### YOUR GOAL
The answer must consist of every line in the data that contains "TUNA".

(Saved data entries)
* * * * *
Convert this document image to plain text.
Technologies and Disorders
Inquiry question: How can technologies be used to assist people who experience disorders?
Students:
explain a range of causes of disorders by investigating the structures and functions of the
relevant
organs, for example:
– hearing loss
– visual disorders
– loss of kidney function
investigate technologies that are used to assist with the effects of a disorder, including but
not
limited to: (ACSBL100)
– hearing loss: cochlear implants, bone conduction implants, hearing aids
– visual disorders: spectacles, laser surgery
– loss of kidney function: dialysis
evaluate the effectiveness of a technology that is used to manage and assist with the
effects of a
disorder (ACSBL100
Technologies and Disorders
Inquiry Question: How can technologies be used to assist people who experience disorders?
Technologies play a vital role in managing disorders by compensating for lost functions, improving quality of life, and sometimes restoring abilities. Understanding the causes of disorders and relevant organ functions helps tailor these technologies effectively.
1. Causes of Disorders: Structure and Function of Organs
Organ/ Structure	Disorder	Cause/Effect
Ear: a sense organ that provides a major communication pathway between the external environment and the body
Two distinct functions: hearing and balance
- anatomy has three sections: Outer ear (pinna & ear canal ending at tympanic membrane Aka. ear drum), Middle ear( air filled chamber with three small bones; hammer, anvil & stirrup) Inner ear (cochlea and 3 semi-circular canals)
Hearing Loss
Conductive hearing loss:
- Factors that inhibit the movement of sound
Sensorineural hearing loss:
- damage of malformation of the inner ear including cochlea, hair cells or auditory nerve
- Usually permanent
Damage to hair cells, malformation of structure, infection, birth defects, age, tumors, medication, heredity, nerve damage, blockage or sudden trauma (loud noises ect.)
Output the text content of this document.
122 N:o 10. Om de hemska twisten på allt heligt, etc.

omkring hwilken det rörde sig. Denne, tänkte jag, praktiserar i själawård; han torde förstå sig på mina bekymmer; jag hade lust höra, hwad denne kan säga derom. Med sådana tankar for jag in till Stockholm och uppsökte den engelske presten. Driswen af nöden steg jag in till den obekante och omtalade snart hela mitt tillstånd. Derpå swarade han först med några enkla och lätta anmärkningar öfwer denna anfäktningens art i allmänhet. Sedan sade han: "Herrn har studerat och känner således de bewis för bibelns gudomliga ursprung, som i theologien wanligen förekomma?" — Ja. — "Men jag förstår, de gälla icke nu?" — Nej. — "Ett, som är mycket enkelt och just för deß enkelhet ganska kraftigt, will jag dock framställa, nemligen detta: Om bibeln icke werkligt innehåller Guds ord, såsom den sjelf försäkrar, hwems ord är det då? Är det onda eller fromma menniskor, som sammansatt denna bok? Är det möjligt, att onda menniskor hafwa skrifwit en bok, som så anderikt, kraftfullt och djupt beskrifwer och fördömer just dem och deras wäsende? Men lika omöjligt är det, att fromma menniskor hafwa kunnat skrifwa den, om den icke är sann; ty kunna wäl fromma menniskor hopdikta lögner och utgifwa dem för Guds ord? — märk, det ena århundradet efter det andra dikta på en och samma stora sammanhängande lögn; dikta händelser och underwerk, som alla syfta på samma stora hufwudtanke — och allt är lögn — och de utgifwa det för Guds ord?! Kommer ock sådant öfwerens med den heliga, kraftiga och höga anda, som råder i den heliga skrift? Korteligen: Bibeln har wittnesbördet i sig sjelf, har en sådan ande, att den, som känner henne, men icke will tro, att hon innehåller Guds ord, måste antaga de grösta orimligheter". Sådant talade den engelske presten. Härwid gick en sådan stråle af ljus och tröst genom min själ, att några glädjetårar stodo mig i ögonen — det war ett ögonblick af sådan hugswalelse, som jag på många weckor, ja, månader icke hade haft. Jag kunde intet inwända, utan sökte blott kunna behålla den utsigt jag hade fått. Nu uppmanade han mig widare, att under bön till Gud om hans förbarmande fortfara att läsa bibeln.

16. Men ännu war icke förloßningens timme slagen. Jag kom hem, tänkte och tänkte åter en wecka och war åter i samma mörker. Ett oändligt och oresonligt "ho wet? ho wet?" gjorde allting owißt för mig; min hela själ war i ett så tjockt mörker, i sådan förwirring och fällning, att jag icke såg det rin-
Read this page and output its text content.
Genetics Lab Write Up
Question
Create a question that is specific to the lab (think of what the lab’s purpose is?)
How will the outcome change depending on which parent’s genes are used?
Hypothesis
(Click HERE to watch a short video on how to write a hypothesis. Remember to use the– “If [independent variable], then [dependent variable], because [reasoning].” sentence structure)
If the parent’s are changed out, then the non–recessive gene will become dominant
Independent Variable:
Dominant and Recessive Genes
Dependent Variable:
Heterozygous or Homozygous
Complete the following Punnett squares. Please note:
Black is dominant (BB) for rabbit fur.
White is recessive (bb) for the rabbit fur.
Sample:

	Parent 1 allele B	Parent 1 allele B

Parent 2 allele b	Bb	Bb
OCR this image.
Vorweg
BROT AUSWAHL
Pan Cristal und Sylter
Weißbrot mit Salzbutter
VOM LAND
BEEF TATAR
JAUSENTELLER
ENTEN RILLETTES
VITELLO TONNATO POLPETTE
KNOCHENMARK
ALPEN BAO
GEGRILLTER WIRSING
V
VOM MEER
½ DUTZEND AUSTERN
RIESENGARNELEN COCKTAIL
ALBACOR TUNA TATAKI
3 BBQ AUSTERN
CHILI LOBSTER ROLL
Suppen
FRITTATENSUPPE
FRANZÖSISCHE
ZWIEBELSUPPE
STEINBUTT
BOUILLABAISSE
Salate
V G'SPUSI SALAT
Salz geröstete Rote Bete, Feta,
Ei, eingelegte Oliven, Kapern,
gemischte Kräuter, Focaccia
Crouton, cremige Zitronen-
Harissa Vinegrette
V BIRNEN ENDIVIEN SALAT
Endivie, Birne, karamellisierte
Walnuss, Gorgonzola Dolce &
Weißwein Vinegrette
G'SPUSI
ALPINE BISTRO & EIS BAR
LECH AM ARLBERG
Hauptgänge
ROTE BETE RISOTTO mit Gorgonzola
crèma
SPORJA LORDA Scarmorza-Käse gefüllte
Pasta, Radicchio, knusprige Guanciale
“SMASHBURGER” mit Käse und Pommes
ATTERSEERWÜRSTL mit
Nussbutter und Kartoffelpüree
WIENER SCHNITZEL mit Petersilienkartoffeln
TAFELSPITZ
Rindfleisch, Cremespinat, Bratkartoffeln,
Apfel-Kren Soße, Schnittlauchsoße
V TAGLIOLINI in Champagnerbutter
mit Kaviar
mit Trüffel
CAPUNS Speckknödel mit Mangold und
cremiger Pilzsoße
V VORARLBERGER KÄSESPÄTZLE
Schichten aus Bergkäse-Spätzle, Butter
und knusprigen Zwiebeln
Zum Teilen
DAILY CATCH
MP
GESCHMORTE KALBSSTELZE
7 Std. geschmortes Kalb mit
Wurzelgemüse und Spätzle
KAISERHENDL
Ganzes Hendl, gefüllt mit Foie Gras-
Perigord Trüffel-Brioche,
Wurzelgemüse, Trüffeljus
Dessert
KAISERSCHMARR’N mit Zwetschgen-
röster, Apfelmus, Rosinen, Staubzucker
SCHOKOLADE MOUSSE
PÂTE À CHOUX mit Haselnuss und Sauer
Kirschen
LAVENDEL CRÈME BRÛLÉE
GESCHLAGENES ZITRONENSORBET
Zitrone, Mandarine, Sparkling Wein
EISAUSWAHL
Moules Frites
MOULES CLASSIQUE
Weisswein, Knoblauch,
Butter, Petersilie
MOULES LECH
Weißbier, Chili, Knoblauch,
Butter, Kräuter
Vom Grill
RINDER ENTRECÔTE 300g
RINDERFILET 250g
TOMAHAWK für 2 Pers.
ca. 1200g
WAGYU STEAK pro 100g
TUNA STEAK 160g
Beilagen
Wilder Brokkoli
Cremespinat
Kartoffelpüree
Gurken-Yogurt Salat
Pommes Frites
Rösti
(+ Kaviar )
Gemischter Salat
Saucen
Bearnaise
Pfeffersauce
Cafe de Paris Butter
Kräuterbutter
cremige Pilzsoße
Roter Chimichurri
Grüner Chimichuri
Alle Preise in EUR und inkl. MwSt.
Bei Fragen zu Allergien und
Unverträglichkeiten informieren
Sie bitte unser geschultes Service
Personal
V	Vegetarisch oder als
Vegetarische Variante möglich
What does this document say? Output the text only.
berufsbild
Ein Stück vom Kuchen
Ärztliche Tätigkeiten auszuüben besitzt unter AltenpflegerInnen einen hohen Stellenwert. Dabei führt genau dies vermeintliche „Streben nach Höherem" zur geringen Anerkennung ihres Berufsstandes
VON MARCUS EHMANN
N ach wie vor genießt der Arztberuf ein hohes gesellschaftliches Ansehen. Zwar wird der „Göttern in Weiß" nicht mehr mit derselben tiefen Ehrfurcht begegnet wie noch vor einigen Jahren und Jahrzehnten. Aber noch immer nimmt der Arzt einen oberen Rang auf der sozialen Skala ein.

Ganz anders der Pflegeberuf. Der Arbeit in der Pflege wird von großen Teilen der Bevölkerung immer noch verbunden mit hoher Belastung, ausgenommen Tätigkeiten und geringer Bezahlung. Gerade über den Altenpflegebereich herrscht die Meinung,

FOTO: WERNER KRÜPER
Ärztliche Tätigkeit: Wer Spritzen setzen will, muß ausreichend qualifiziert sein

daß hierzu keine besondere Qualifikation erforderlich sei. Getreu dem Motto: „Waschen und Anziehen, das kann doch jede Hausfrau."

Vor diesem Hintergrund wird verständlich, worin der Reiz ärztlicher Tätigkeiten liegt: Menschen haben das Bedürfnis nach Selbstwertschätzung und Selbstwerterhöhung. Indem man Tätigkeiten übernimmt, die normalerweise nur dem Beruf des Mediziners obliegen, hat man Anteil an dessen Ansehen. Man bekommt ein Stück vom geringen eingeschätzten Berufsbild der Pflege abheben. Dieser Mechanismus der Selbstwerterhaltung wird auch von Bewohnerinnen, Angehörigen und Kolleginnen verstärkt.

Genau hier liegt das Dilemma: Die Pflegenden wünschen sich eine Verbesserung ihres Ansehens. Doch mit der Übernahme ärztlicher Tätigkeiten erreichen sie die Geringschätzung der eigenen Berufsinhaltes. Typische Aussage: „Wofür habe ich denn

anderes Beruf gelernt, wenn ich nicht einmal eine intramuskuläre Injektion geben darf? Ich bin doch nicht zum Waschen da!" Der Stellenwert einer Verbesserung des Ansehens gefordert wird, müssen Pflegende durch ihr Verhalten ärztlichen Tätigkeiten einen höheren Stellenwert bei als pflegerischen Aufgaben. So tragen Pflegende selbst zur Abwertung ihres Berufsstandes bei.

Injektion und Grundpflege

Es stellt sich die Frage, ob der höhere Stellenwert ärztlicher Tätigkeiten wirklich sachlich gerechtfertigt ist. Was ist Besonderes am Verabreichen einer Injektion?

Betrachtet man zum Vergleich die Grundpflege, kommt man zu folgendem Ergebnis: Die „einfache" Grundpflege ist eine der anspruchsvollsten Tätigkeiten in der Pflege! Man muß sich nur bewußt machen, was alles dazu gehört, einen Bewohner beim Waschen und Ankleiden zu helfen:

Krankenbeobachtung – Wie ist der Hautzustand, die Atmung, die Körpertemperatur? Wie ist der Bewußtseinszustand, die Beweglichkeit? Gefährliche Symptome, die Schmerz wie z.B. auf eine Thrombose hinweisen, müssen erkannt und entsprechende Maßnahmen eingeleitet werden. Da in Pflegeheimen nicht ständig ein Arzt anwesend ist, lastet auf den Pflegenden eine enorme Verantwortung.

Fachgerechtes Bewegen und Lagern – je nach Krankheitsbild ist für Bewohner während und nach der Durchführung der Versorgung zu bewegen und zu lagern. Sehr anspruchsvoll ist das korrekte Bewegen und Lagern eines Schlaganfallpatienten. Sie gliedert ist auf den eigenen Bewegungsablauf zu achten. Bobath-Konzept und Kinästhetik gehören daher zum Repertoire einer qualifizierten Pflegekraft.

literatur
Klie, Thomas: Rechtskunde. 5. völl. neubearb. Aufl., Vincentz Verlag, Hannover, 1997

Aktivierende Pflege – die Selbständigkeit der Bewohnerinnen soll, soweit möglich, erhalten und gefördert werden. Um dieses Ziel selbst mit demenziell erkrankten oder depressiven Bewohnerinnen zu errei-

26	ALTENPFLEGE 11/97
* * * * *
### EXERCISE RESULT
ALBACOR TUNA TATAKI
TUNA STEAK 160g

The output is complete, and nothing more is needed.